◆ **TASKS**
a) From the hammer drill guide, return the part that opens with the words containing "Recommended configuration" and closes with "flagship Fuel lineup.", copied word for word.
b) In the hammer drill guide, what does the recommended configuration of the Milwaukee M18 Fuel 2904-20 include?

◆ **READING PASSAGE**

Best Hammer Drills

Best Hammer Drill

For those seeking the ideal power tool to easily tackle a range of drilling tasks, the search for the best hammer drills ends here. Welcome to our guide, where we’ve researched and tested the top contenders in the hammer drill market.

From masonry projects such as drilling cement to home renovations and everything in between, these versatile tools are essential for achieving professional results.

The buying guide below includes our shortlist picks after running each drill through standardized testing in the DIY Gear Reviews lab. We include results from those tests here and within our hammer drill reviews, which includes additional commentary, test results, and videos to simplify comparing hammer drills. Also check out our global drill rankings to compare key results across the entire test fleet.

Best hammer drill

Ratings methodology
18 models tested

Milwaukee M18 Fuel 2904-20

Milwaukee 2904-20 Angle 5
Drilling speed3
Driving speed3
Bare weight16
Drilling Noise16
Brand Milwaukee
Platform M18 Fuel
Motor Brushless
Speeds 2
Torque in-lbs 1400.0
BPM 33,000.0
Clutch settings 16
Chuck size 1/2"
Same as M18 gen 4 hammer drill


4.67 / 5 ⭐️’s

Recommended configuration


Includes (2) M18 Red Lithium XC 5Ah battery

The Milwaukee M18 Fuel 2904-20 Hammer Drill is one of the best cordless hammer drills tested. It combines all the performance, build quality, and advanced features you’d expect in Milwaukee’s flagship Fuel lineup.

Critically, the 2904-20 aced our drilling speed tests, designed to test each drill’s performance near the top of their range. The 2904-20 has enough muscle to sustain high RPMs under load and blasts chips out of holes to avoid bogging down. Throughout testing, we didn’t encounter a scenario where we needed to drop to the low setting for added torque to finish a drilling job.

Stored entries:
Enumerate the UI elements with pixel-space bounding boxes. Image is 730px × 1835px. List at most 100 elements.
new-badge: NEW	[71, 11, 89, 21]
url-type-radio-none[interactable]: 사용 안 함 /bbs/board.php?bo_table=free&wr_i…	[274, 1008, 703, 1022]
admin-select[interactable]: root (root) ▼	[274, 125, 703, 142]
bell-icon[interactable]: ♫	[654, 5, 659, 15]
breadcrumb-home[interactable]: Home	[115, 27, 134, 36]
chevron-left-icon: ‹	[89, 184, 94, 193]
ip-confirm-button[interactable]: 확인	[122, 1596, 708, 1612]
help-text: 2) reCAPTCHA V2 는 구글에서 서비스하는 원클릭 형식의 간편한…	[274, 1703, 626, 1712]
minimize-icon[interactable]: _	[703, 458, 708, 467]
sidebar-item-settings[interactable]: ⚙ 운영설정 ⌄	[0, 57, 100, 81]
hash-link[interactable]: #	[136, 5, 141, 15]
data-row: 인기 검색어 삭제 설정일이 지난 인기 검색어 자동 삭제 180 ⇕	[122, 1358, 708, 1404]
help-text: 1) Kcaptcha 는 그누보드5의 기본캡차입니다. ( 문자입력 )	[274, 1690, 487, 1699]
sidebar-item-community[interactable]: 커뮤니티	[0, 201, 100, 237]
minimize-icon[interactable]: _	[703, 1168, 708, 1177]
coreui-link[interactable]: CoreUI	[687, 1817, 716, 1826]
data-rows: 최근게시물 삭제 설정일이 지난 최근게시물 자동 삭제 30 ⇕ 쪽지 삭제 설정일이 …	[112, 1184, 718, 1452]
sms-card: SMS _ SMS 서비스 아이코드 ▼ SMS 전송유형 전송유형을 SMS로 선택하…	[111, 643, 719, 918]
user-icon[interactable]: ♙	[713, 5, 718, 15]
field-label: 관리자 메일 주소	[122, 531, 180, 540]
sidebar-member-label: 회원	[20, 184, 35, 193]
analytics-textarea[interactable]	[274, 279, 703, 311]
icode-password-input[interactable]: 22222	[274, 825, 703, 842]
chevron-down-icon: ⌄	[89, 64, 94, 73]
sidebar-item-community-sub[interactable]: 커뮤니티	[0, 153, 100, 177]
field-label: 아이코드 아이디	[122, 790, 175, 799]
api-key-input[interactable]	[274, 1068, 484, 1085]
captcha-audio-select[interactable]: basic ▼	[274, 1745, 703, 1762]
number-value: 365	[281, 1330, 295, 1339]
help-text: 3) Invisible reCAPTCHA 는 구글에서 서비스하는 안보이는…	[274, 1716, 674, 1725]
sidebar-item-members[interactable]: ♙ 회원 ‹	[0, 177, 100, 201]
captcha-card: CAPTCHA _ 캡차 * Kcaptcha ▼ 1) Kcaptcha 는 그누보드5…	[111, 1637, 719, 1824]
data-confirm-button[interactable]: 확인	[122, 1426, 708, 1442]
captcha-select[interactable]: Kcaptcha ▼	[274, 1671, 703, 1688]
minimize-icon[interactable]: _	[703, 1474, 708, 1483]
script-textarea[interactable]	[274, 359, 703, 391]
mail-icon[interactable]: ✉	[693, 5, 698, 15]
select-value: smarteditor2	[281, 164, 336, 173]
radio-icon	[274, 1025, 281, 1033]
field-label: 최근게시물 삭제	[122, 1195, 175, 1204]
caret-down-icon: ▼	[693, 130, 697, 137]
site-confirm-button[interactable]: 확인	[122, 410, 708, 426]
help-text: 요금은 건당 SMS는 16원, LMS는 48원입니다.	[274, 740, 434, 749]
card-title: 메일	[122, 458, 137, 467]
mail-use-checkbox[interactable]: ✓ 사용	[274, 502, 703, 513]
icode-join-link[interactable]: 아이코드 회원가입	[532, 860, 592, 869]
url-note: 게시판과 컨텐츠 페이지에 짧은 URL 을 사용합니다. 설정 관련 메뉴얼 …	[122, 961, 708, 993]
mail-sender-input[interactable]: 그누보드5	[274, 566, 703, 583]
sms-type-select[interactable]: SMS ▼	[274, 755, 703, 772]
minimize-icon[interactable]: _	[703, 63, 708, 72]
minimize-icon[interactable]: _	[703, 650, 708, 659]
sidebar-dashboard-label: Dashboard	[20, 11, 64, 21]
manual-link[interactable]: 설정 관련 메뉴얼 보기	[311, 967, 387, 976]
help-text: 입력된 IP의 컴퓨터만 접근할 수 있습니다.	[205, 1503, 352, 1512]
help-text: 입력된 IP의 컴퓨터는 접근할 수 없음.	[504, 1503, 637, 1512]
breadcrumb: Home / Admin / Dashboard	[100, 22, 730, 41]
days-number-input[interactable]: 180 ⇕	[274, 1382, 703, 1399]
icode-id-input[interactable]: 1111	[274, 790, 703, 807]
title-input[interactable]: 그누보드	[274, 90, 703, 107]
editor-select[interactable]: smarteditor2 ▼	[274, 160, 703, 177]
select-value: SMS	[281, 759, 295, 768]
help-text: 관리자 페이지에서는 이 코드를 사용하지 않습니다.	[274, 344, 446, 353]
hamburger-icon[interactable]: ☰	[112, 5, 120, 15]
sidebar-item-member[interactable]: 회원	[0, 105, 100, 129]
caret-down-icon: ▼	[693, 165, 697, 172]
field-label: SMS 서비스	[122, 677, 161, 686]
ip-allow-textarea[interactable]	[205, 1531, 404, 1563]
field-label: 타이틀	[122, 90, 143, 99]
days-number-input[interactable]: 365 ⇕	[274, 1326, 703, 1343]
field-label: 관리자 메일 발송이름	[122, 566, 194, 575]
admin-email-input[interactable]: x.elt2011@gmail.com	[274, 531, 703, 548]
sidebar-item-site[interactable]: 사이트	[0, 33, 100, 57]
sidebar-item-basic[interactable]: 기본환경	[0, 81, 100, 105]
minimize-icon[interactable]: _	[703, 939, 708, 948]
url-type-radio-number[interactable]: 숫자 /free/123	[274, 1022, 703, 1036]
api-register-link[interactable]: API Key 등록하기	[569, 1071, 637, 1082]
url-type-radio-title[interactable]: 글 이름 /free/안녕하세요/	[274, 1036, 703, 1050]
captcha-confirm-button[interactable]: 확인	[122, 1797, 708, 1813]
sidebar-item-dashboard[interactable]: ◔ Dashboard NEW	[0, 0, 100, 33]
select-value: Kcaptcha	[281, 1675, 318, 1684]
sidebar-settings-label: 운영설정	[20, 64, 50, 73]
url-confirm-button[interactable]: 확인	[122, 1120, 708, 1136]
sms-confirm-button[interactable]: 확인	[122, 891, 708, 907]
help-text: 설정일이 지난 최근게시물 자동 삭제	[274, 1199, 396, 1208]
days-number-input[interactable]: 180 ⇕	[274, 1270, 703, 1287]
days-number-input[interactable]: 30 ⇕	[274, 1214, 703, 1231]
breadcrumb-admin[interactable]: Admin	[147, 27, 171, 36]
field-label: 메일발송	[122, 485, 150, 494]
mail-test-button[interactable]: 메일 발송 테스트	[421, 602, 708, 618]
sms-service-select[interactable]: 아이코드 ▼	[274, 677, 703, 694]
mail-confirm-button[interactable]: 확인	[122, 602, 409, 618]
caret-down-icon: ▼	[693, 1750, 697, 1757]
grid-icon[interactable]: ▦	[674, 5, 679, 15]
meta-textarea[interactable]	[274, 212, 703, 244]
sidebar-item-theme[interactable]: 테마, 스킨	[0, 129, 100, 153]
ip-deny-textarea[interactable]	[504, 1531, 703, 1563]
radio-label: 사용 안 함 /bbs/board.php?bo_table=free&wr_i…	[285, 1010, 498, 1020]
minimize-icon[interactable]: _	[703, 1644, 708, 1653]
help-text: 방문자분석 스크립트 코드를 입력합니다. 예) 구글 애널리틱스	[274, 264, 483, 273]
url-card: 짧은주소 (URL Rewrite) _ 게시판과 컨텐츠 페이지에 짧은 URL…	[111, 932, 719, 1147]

◆ **EXPECTED OUTPUTS**
a)
Recommended configuration


Includes (2) M18 Red Lithium XC 5Ah battery

The Milwaukee M18 Fuel 2904-20 Hammer Drill is one of the best cordless hammer drills tested. It combines all the performance, build quality, and advanced features you’d expect in Milwaukee’s flagship Fuel lineup.

b) Two M18 Red Lithium XC 5Ah batteries.